#### [Aim of the exercise]
Restate the records below word for word.

Stored data entries:
-- begin --
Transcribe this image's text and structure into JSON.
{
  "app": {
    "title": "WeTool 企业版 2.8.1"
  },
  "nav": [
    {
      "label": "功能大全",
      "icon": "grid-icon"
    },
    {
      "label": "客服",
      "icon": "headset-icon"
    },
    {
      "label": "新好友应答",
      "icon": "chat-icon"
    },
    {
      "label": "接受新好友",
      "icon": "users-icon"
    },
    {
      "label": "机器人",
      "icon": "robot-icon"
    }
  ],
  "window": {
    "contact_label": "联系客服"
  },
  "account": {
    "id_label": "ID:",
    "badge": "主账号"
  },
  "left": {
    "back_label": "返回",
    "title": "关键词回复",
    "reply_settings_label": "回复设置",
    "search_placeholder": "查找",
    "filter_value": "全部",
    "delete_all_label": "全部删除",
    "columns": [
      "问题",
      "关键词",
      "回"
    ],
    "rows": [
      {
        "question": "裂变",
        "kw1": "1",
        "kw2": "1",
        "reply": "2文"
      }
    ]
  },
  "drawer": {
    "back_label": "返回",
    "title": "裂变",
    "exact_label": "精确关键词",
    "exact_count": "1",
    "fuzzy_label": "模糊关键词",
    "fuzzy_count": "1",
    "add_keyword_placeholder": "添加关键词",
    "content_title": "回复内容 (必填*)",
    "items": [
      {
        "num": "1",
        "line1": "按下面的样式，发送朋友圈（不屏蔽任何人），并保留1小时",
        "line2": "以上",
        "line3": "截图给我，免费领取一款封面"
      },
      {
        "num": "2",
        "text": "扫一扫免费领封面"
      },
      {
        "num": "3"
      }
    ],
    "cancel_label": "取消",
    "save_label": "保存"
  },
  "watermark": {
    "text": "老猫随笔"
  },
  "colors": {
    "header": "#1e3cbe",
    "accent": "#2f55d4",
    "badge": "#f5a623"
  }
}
-- end --
#### [Answer to the exercise]
Transcribe this image's text and structure into JSON.
{
  "app": {
    "title": "WeTool 企业版 2.8.1"
  },
  "nav": [
    {
      "label": "功能大全",
      "icon": "grid-icon"
    },
    {
      "label": "客服",
      "icon": "headset-icon"
    },
    {
      "label": "新好友应答",
      "icon": "chat-icon"
    },
    {
      "label": "接受新好友",
      "icon": "users-icon"
    },
    {
      "label": "机器人",
      "icon": "robot-icon"
    }
  ],
  "window": {
    "contact_label": "联系客服"
  },
  "account": {
    "id_label": "ID:",
    "badge": "主账号"
  },
  "left": {
    "back_label": "返回",
    "title": "关键词回复",
    "reply_settings_label": "回复设置",
    "search_placeholder": "查找",
    "filter_value": "全部",
    "delete_all_label": "全部删除",
    "columns": [
      "问题",
      "关键词",
      "回"
    ],
    "rows": [
      {
        "question": "裂变",
        "kw1": "1",
        "kw2": "1",
        "reply": "2文"
      }
    ]
  },
  "drawer": {
    "back_label": "返回",
    "title": "裂变",
    "exact_label": "精确关键词",
    "exact_count": "1",
    "fuzzy_label": "模糊关键词",
    "fuzzy_count": "1",
    "add_keyword_placeholder": "添加关键词",
    "content_title": "回复内容 (必填*)",
    "items": [
      {
        "num": "1",
        "line1": "按下面的样式，发送朋友圈（不屏蔽任何人），并保留1小时",
        "line2": "以上",
        "line3": "截图给我，免费领取一款封面"
      },
      {
        "num": "2",
        "text": "扫一扫免费领封面"
      },
      {
        "num": "3"
      }
    ],
    "cancel_label": "取消",
    "save_label": "保存"
  },
  "watermark": {
    "text": "老猫随笔"
  },
  "colors": {
    "header": "#1e3cbe",
    "accent": "#2f55d4",
    "badge": "#f5a623"
  }
}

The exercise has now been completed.